◆ **Stated task**: Strip the pictures and reproduce the rest of the listing exactly.

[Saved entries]
#####

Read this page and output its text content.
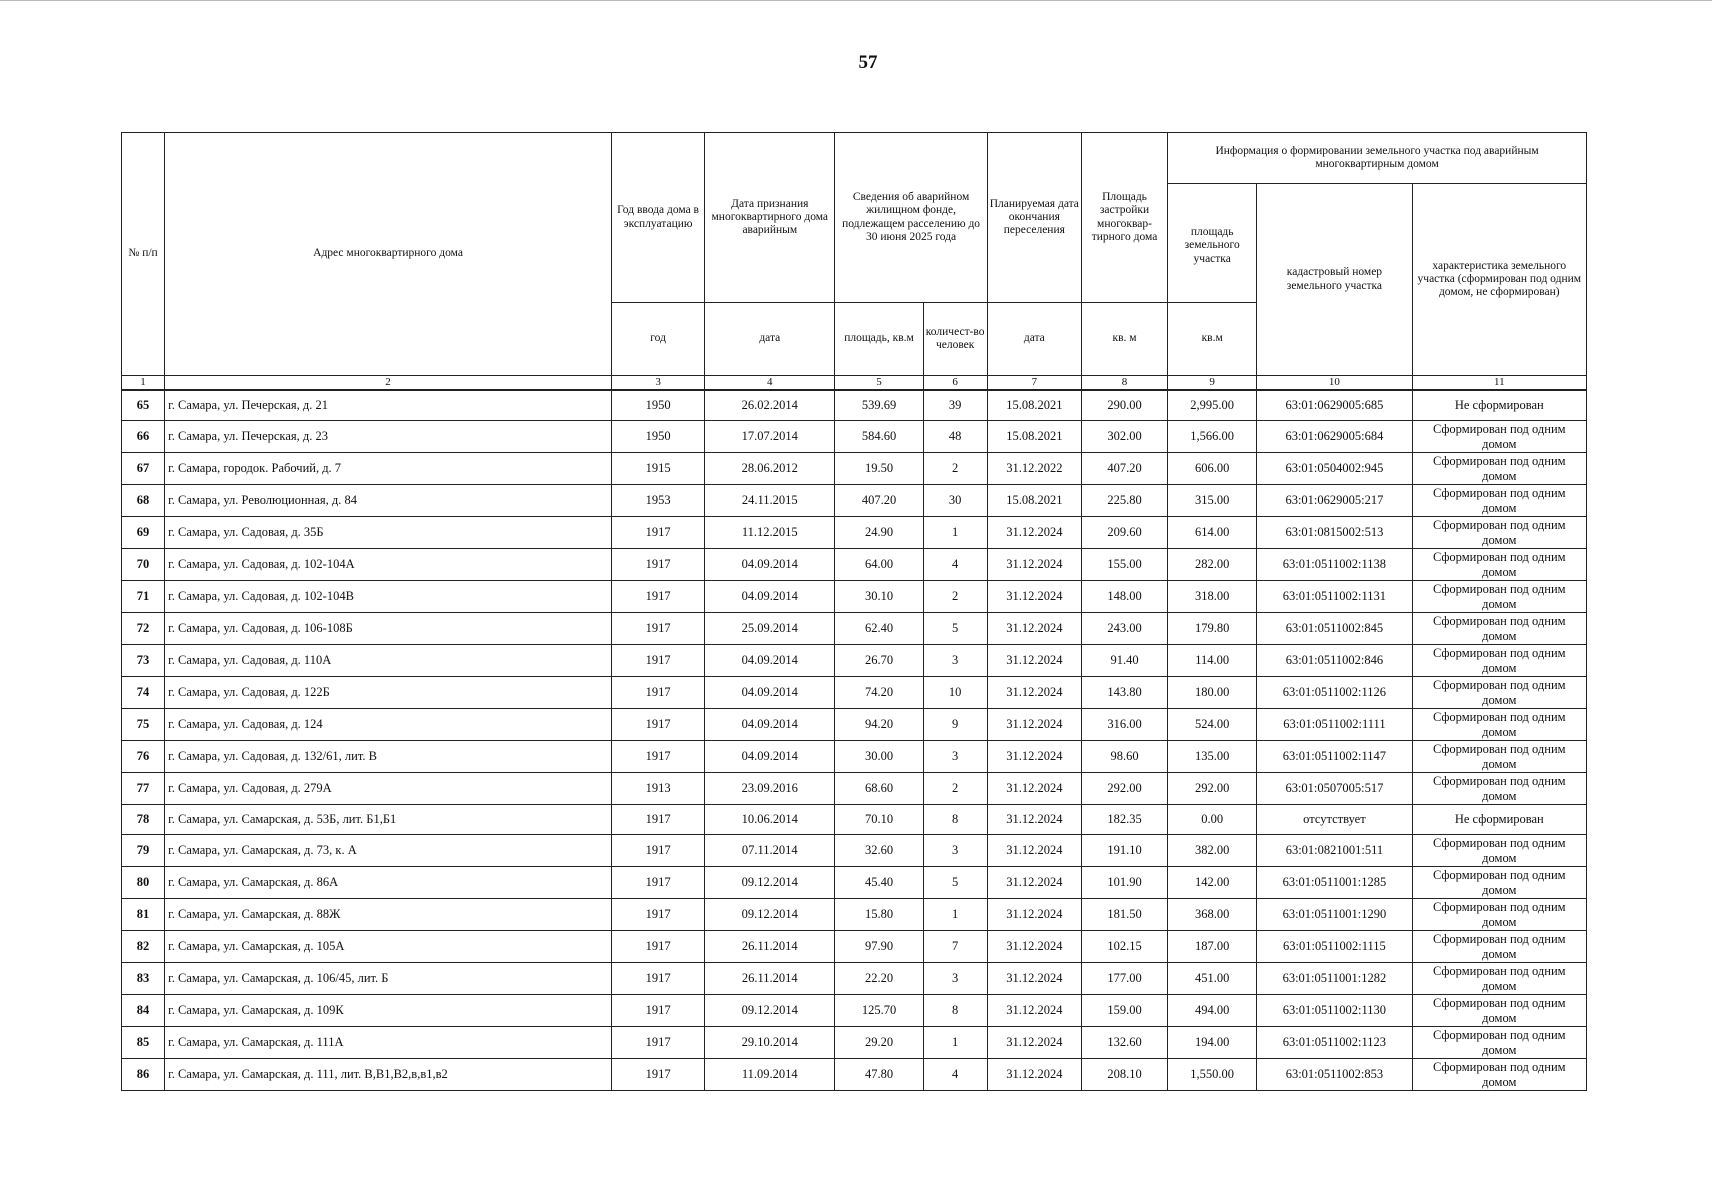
57
№ п/п	Адрес многоквартирного дома	Год ввода дома в эксплуатацию	Дата признания многоквартирного дома аварийным	Сведения об аварийном жилищном фонде, подлежащем расселению до 30 июня 2025 года		Планируемая дата окончания переселения	Площадь застройки многоквар-тирного дома	Информация о формировании земельного участка под аварийным многоквартирным домом		
								площадь земельного участка	кадастровый номер земельного участка	характеристика земельного участка (сформирован под одним домом, не сформирован)
		год	дата	площадь, кв.м	количест-во человек	дата	кв. м	кв.м		
1	2	3	4	5	6	7	8	9	10	11
65	г. Самара, ул. Печерская, д. 21	1950	26.02.2014	539.69	39	15.08.2021	290.00	2,995.00	63:01:0629005:685	Не сформирован
66	г. Самара, ул. Печерская, д. 23	1950	17.07.2014	584.60	48	15.08.2021	302.00	1,566.00	63:01:0629005:684	Сформирован под одним домом
67	г. Самара, городок. Рабочий, д. 7	1915	28.06.2012	19.50	2	31.12.2022	407.20	606.00	63:01:0504002:945	Сформирован под одним домом
68	г. Самара, ул. Революционная, д. 84	1953	24.11.2015	407.20	30	15.08.2021	225.80	315.00	63:01:0629005:217	Сформирован под одним домом
69	г. Самара, ул. Садовая, д. 35Б	1917	11.12.2015	24.90	1	31.12.2024	209.60	614.00	63:01:0815002:513	Сформирован под одним домом
70	г. Самара, ул. Садовая, д. 102-104А	1917	04.09.2014	64.00	4	31.12.2024	155.00	282.00	63:01:0511002:1138	Сформирован под одним домом
71	г. Самара, ул. Садовая, д. 102-104В	1917	04.09.2014	30.10	2	31.12.2024	148.00	318.00	63:01:0511002:1131	Сформирован под одним домом
72	г. Самара, ул. Садовая, д. 106-108Б	1917	25.09.2014	62.40	5	31.12.2024	243.00	179.80	63:01:0511002:845	Сформирован под одним домом
73	г. Самара, ул. Садовая, д. 110А	1917	04.09.2014	26.70	3	31.12.2024	91.40	114.00	63:01:0511002:846	Сформирован под одним домом
74	г. Самара, ул. Садовая, д. 122Б	1917	04.09.2014	74.20	10	31.12.2024	143.80	180.00	63:01:0511002:1126	Сформирован под одним домом
75	г. Самара, ул. Садовая, д. 124	1917	04.09.2014	94.20	9	31.12.2024	316.00	524.00	63:01:0511002:1111	Сформирован под одним домом
76	г. Самара, ул. Садовая, д. 132/61, лит. В	1917	04.09.2014	30.00	3	31.12.2024	98.60	135.00	63:01:0511002:1147	Сформирован под одним домом
77	г. Самара, ул. Садовая, д. 279А	1913	23.09.2016	68.60	2	31.12.2024	292.00	292.00	63:01:0507005:517	Сформирован под одним домом
78	г. Самара, ул. Самарская, д. 53Б, лит. Б1,Б1	1917	10.06.2014	70.10	8	31.12.2024	182.35	0.00	отсутствует	Не сформирован
79	г. Самара, ул. Самарская, д. 73, к. А	1917	07.11.2014	32.60	3	31.12.2024	191.10	382.00	63:01:0821001:511	Сформирован под одним домом
80	г. Самара, ул. Самарская, д. 86А	1917	09.12.2014	45.40	5	31.12.2024	101.90	142.00	63:01:0511001:1285	Сформирован под одним домом
81	г. Самара, ул. Самарская, д. 88Ж	1917	09.12.2014	15.80	1	31.12.2024	181.50	368.00	63:01:0511001:1290	Сформирован под одним домом
82	г. Самара, ул. Самарская, д. 105А	1917	26.11.2014	97.90	7	31.12.2024	102.15	187.00	63:01:0511002:1115	Сформирован под одним домом
83	г. Самара, ул. Самарская, д. 106/45, лит. Б	1917	26.11.2014	22.20	3	31.12.2024	177.00	451.00	63:01:0511001:1282	Сформирован под одним домом
84	г. Самара, ул. Самарская, д. 109К	1917	09.12.2014	125.70	8	31.12.2024	159.00	494.00	63:01:0511002:1130	Сформирован под одним домом
85	г. Самара, ул. Самарская, д. 111А	1917	29.10.2014	29.20	1	31.12.2024	132.60	194.00	63:01:0511002:1123	Сформирован под одним домом
86	г. Самара, ул. Самарская, д. 111, лит. В,В1,В2,в,в1,в2	1917	11.09.2014	47.80	4	31.12.2024	208.10	1,550.00	63:01:0511002:853	Сформирован под одним домом
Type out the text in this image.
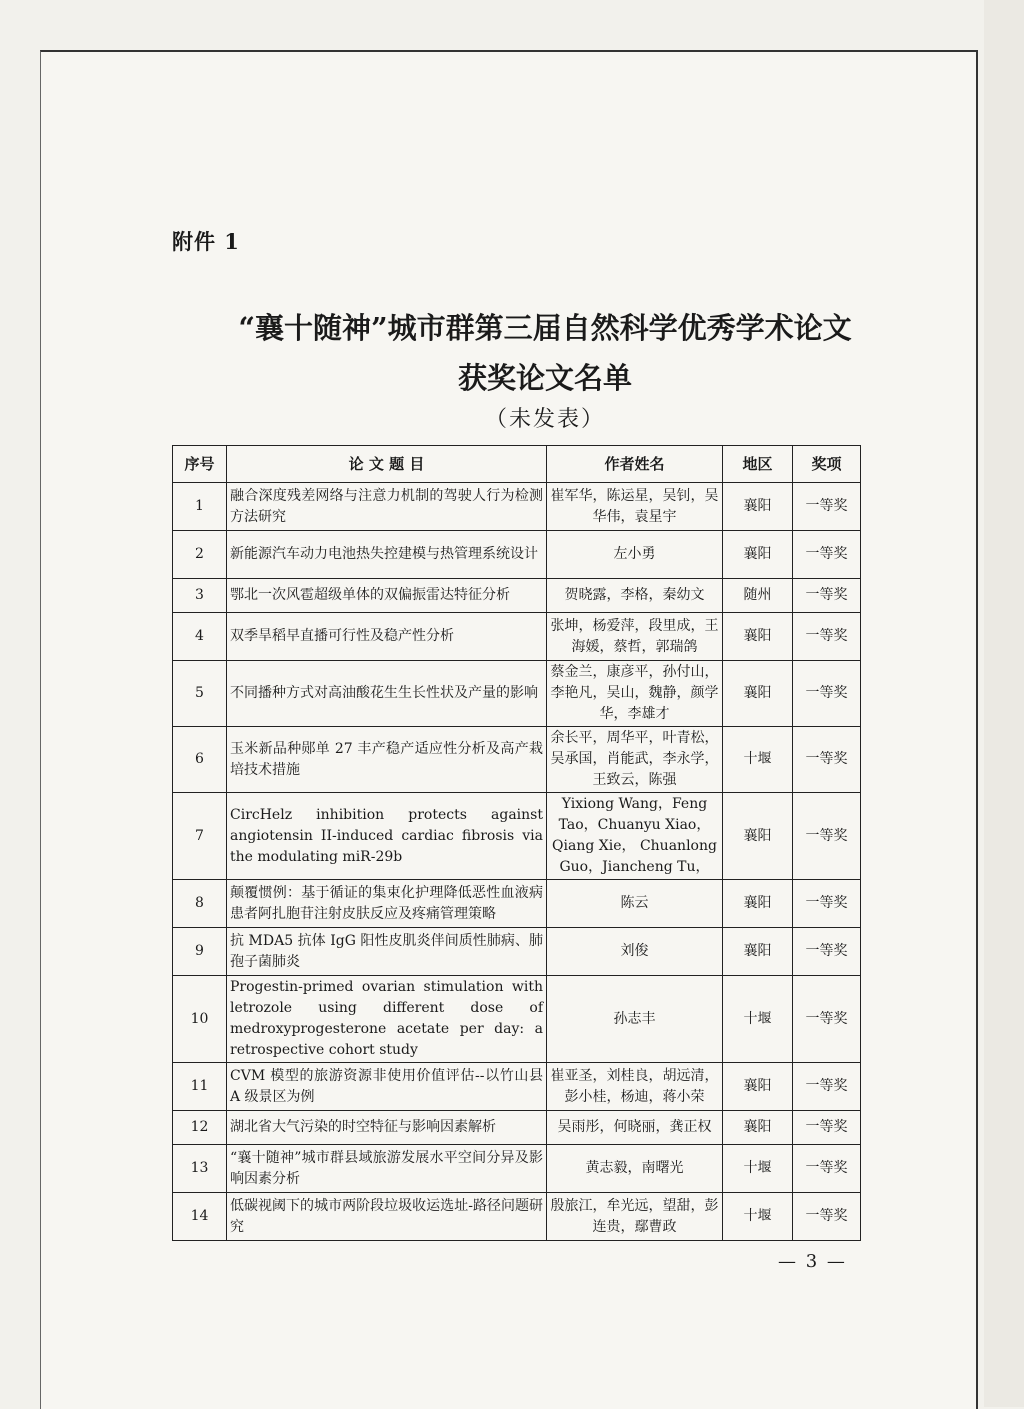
附件 1
“襄十随神”城市群第三届自然科学优秀学术论文
获奖论文名单
（未发表）
序号	论 文 题 目	作者姓名	地区	奖项
1	融合深度残差网络与注意力机制的驾驶人行为检测方法研究	崔军华，陈运星，吴钊，吴华伟，袁星宇	襄阳	一等奖
2	新能源汽车动力电池热失控建模与热管理系统设计	左小勇	襄阳	一等奖
3	鄂北一次风雹超级单体的双偏振雷达特征分析	贺晓露，李格，秦幼文	随州	一等奖
4	双季旱稻早直播可行性及稳产性分析	张坤，杨爱萍，段里成，王海媛，蔡哲，郭瑞鸽	襄阳	一等奖
5	不同播种方式对高油酸花生生长性状及产量的影响	蔡金兰，康彦平，孙付山，李艳凡，吴山，魏静，颜学华，李雄才	襄阳	一等奖
6	玉米新品种郧单 27 丰产稳产适应性分析及高产栽培技术措施	余长平，周华平，叶青松，吴承国，肖能武，李永学，王致云，陈强	十堰	一等奖
7	CircHelz inhibition protects against angiotensin II-induced cardiac fibrosis via the modulating miR-29b	Yixiong Wang，Feng Tao，Chuanyu Xiao， Qiang Xie， Chuanlong Guo，Jiancheng Tu，	襄阳	一等奖
8	颠覆惯例：基于循证的集束化护理降低恶性血液病患者阿扎胞苷注射皮肤反应及疼痛管理策略	陈云	襄阳	一等奖
9	抗 MDA5 抗体 IgG 阳性皮肌炎伴间质性肺病、肺孢子菌肺炎	刘俊	襄阳	一等奖
10	Progestin-primed ovarian stimulation with letrozole using different dose of medroxyprogesterone acetate per day: a retrospective cohort study	孙志丰	十堰	一等奖
11	CVM 模型的旅游资源非使用价值评估--以竹山县 A 级景区为例	崔亚圣，刘桂良，胡远清，彭小桂，杨迪，蒋小荣	襄阳	一等奖
12	湖北省大气污染的时空特征与影响因素解析	吴雨彤，何晓丽，龚正权	襄阳	一等奖
13	“襄十随神”城市群县域旅游发展水平空间分异及影响因素分析	黄志毅，南曙光	十堰	一等奖
14	低碳视阈下的城市两阶段垃圾收运选址-路径问题研究	殷旅江，牟光远，望甜，彭连贵，鄢曹政	十堰	一等奖
— 3 —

#####

◆ **Full response**:
Read this page and output its text content.
57
№ п/п	Адрес многоквартирного дома	Год ввода дома в эксплуатацию	Дата признания многоквартирного дома аварийным	Сведения об аварийном жилищном фонде, подлежащем расселению до 30 июня 2025 года		Планируемая дата окончания переселения	Площадь застройки многоквар-тирного дома	Информация о формировании земельного участка под аварийным многоквартирным домом		
								площадь земельного участка	кадастровый номер земельного участка	характеристика земельного участка (сформирован под одним домом, не сформирован)
		год	дата	площадь, кв.м	количест-во человек	дата	кв. м	кв.м		
1	2	3	4	5	6	7	8	9	10	11
65	г. Самара, ул. Печерская, д. 21	1950	26.02.2014	539.69	39	15.08.2021	290.00	2,995.00	63:01:0629005:685	Не сформирован
66	г. Самара, ул. Печерская, д. 23	1950	17.07.2014	584.60	48	15.08.2021	302.00	1,566.00	63:01:0629005:684	Сформирован под одним домом
67	г. Самара, городок. Рабочий, д. 7	1915	28.06.2012	19.50	2	31.12.2022	407.20	606.00	63:01:0504002:945	Сформирован под одним домом
68	г. Самара, ул. Революционная, д. 84	1953	24.11.2015	407.20	30	15.08.2021	225.80	315.00	63:01:0629005:217	Сформирован под одним домом
69	г. Самара, ул. Садовая, д. 35Б	1917	11.12.2015	24.90	1	31.12.2024	209.60	614.00	63:01:0815002:513	Сформирован под одним домом
70	г. Самара, ул. Садовая, д. 102-104А	1917	04.09.2014	64.00	4	31.12.2024	155.00	282.00	63:01:0511002:1138	Сформирован под одним домом
71	г. Самара, ул. Садовая, д. 102-104В	1917	04.09.2014	30.10	2	31.12.2024	148.00	318.00	63:01:0511002:1131	Сформирован под одним домом
72	г. Самара, ул. Садовая, д. 106-108Б	1917	25.09.2014	62.40	5	31.12.2024	243.00	179.80	63:01:0511002:845	Сформирован под одним домом
73	г. Самара, ул. Садовая, д. 110А	1917	04.09.2014	26.70	3	31.12.2024	91.40	114.00	63:01:0511002:846	Сформирован под одним домом
74	г. Самара, ул. Садовая, д. 122Б	1917	04.09.2014	74.20	10	31.12.2024	143.80	180.00	63:01:0511002:1126	Сформирован под одним домом
75	г. Самара, ул. Садовая, д. 124	1917	04.09.2014	94.20	9	31.12.2024	316.00	524.00	63:01:0511002:1111	Сформирован под одним домом
76	г. Самара, ул. Садовая, д. 132/61, лит. В	1917	04.09.2014	30.00	3	31.12.2024	98.60	135.00	63:01:0511002:1147	Сформирован под одним домом
77	г. Самара, ул. Садовая, д. 279А	1913	23.09.2016	68.60	2	31.12.2024	292.00	292.00	63:01:0507005:517	Сформирован под одним домом
78	г. Самара, ул. Самарская, д. 53Б, лит. Б1,Б1	1917	10.06.2014	70.10	8	31.12.2024	182.35	0.00	отсутствует	Не сформирован
79	г. Самара, ул. Самарская, д. 73, к. А	1917	07.11.2014	32.60	3	31.12.2024	191.10	382.00	63:01:0821001:511	Сформирован под одним домом
80	г. Самара, ул. Самарская, д. 86А	1917	09.12.2014	45.40	5	31.12.2024	101.90	142.00	63:01:0511001:1285	Сформирован под одним домом
81	г. Самара, ул. Самарская, д. 88Ж	1917	09.12.2014	15.80	1	31.12.2024	181.50	368.00	63:01:0511001:1290	Сформирован под одним домом
82	г. Самара, ул. Самарская, д. 105А	1917	26.11.2014	97.90	7	31.12.2024	102.15	187.00	63:01:0511002:1115	Сформирован под одним домом
83	г. Самара, ул. Самарская, д. 106/45, лит. Б	1917	26.11.2014	22.20	3	31.12.2024	177.00	451.00	63:01:0511001:1282	Сформирован под одним домом
84	г. Самара, ул. Самарская, д. 109К	1917	09.12.2014	125.70	8	31.12.2024	159.00	494.00	63:01:0511002:1130	Сформирован под одним домом
85	г. Самара, ул. Самарская, д. 111А	1917	29.10.2014	29.20	1	31.12.2024	132.60	194.00	63:01:0511002:1123	Сформирован под одним домом
86	г. Самара, ул. Самарская, д. 111, лит. В,В1,В2,в,в1,в2	1917	11.09.2014	47.80	4	31.12.2024	208.10	1,550.00	63:01:0511002:853	Сформирован под одним домом
Type out the text in this image.
附件 1
“襄十随神”城市群第三届自然科学优秀学术论文
获奖论文名单
（未发表）
序号	论 文 题 目	作者姓名	地区	奖项
1	融合深度残差网络与注意力机制的驾驶人行为检测方法研究	崔军华，陈运星，吴钊，吴华伟，袁星宇	襄阳	一等奖
2	新能源汽车动力电池热失控建模与热管理系统设计	左小勇	襄阳	一等奖
3	鄂北一次风雹超级单体的双偏振雷达特征分析	贺晓露，李格，秦幼文	随州	一等奖
4	双季旱稻早直播可行性及稳产性分析	张坤，杨爱萍，段里成，王海媛，蔡哲，郭瑞鸽	襄阳	一等奖
5	不同播种方式对高油酸花生生长性状及产量的影响	蔡金兰，康彦平，孙付山，李艳凡，吴山，魏静，颜学华，李雄才	襄阳	一等奖
6	玉米新品种郧单 27 丰产稳产适应性分析及高产栽培技术措施	余长平，周华平，叶青松，吴承国，肖能武，李永学，王致云，陈强	十堰	一等奖
7	CircHelz inhibition protects against angiotensin II-induced cardiac fibrosis via the modulating miR-29b	Yixiong Wang，Feng Tao，Chuanyu Xiao， Qiang Xie， Chuanlong Guo，Jiancheng Tu，	襄阳	一等奖
8	颠覆惯例：基于循证的集束化护理降低恶性血液病患者阿扎胞苷注射皮肤反应及疼痛管理策略	陈云	襄阳	一等奖
9	抗 MDA5 抗体 IgG 阳性皮肌炎伴间质性肺病、肺孢子菌肺炎	刘俊	襄阳	一等奖
10	Progestin-primed ovarian stimulation with letrozole using different dose of medroxyprogesterone acetate per day: a retrospective cohort study	孙志丰	十堰	一等奖
11	CVM 模型的旅游资源非使用价值评估--以竹山县 A 级景区为例	崔亚圣，刘桂良，胡远清，彭小桂，杨迪，蒋小荣	襄阳	一等奖
12	湖北省大气污染的时空特征与影响因素解析	吴雨彤，何晓丽，龚正权	襄阳	一等奖
13	“襄十随神”城市群县域旅游发展水平空间分异及影响因素分析	黄志毅，南曙光	十堰	一等奖
14	低碳视阈下的城市两阶段垃圾收运选址-路径问题研究	殷旅江，牟光远，望甜，彭连贵，鄢曹政	十堰	一等奖
— 3 —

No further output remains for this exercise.